## BEGIN
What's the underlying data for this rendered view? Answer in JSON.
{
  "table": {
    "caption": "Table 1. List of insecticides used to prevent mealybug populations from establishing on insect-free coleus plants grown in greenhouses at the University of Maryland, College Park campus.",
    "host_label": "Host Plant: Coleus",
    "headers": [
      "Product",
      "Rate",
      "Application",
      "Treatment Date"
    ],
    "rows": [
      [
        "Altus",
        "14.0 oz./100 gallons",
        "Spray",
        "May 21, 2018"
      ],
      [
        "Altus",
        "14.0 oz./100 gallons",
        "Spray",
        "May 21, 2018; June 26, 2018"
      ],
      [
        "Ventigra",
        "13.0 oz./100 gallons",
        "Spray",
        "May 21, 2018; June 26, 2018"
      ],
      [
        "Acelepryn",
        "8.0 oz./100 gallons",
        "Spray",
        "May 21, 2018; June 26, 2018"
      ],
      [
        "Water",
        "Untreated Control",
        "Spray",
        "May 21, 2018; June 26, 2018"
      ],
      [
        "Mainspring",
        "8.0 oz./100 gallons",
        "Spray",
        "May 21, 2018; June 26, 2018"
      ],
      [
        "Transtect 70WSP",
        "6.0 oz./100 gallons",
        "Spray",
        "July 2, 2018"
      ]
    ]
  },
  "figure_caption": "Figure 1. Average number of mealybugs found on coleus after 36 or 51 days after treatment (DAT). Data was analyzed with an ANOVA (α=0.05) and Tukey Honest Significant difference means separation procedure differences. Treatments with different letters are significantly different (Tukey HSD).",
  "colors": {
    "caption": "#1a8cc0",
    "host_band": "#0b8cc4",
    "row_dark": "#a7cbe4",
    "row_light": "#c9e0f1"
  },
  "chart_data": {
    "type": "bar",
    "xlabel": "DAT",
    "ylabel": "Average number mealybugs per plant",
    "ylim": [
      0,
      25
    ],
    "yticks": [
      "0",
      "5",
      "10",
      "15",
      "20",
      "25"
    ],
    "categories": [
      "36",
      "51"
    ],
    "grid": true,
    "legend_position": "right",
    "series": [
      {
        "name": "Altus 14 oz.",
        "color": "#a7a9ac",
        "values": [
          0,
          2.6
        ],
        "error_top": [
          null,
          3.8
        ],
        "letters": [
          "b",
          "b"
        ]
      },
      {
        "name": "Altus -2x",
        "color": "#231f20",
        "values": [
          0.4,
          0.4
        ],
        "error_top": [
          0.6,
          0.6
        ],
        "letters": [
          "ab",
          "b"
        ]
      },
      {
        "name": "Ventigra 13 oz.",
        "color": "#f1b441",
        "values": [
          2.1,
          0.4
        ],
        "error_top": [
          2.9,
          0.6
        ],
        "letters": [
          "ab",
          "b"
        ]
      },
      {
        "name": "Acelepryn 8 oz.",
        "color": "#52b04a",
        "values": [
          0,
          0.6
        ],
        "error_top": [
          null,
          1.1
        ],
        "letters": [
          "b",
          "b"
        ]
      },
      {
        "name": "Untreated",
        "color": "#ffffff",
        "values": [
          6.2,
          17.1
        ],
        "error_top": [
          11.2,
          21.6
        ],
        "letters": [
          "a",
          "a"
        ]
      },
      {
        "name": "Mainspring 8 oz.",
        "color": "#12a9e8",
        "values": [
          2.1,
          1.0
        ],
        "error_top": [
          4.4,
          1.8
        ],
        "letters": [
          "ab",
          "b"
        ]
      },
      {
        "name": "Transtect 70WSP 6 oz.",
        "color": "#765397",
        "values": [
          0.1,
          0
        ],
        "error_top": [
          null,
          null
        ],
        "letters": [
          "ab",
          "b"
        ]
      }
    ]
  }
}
## END
## BEGIN
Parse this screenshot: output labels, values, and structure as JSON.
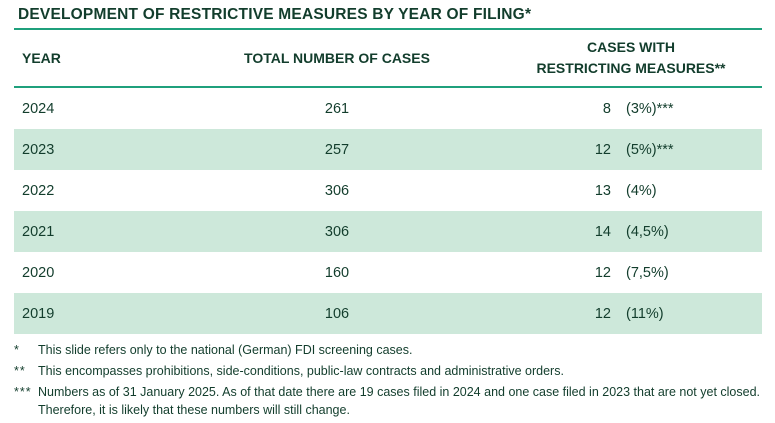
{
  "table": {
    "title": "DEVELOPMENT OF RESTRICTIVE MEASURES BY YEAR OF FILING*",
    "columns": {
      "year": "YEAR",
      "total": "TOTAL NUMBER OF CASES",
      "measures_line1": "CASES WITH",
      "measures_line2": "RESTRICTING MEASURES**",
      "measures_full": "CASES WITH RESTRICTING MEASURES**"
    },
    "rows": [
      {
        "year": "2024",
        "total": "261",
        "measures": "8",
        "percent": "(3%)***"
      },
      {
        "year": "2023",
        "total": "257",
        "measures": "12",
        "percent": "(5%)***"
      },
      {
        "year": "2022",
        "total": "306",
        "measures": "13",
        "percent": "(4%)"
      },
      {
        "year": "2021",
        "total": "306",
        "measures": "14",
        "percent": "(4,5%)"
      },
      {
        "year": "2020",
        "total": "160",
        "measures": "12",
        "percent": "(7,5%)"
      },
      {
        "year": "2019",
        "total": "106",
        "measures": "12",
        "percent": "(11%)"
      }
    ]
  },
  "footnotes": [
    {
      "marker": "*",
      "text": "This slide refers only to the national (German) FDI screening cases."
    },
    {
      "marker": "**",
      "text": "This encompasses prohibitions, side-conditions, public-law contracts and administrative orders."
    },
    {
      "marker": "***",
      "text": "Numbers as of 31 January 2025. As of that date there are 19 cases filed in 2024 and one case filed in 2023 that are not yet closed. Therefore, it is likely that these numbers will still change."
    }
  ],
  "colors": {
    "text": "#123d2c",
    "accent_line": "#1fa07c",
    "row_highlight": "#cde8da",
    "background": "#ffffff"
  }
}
## END
## BEGIN
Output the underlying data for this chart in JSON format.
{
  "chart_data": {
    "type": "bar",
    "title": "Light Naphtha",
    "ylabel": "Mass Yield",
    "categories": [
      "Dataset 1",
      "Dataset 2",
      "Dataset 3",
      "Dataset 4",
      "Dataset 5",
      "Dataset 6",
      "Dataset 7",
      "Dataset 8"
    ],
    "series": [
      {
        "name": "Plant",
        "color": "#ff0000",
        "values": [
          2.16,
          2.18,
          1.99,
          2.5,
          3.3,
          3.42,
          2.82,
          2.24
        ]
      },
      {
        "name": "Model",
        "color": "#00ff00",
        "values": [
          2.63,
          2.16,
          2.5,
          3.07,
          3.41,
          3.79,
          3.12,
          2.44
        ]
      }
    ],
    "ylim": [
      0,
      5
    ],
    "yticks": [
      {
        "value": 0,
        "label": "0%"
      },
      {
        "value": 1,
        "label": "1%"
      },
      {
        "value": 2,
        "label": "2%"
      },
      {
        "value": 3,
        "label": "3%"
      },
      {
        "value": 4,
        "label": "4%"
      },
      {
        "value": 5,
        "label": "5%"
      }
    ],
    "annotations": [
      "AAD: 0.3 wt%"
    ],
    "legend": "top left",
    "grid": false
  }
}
## END
◆ Description of the task
Select the lines that carry the string "title" and copy them.

◆ Exercise result
    "title": "DEVELOPMENT OF RESTRICTIVE MEASURES BY YEAR OF FILING*",
    "title": "Light Naphtha",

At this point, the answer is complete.